## Problem description
Wherever the string "المث" appears in the listing, copy that line.

## Supplied data
━━━━
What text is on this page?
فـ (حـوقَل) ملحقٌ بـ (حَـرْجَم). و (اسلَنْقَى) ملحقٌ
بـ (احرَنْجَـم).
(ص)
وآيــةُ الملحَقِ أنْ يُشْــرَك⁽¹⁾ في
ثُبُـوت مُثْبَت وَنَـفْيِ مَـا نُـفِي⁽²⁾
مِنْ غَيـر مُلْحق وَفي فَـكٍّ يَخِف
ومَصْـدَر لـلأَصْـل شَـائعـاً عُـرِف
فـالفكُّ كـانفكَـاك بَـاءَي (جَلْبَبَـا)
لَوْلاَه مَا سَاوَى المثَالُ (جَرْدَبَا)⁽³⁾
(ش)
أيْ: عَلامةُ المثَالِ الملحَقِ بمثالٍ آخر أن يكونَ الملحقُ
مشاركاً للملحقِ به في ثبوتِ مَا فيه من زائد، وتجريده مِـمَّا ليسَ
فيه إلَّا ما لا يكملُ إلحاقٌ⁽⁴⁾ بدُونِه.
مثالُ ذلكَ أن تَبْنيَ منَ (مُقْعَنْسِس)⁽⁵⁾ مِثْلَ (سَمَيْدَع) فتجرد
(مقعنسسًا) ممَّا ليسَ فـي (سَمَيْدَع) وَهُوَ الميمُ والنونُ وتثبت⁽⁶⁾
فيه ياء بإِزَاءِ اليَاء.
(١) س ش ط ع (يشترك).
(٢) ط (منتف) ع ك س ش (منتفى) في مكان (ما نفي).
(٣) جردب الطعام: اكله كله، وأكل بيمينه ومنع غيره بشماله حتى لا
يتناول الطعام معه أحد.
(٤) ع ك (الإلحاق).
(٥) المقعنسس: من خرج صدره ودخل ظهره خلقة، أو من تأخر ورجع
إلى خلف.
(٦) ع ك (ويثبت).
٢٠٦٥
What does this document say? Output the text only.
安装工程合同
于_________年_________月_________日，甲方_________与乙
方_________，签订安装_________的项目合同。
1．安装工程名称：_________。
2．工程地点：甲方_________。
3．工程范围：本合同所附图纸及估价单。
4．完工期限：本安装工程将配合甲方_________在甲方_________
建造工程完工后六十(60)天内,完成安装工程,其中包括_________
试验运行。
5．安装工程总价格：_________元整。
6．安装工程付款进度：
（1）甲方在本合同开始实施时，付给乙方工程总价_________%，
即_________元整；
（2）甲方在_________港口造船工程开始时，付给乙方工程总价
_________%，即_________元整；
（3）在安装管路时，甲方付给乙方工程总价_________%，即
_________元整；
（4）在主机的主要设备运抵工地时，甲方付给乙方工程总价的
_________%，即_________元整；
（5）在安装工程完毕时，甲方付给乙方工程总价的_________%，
━━━━
## Written solution
لَوْلاَه مَا سَاوَى المثَالُ (جَرْدَبَا)⁽³⁾
أيْ: عَلامةُ المثَالِ الملحَقِ بمثالٍ آخر أن يكونَ الملحقُ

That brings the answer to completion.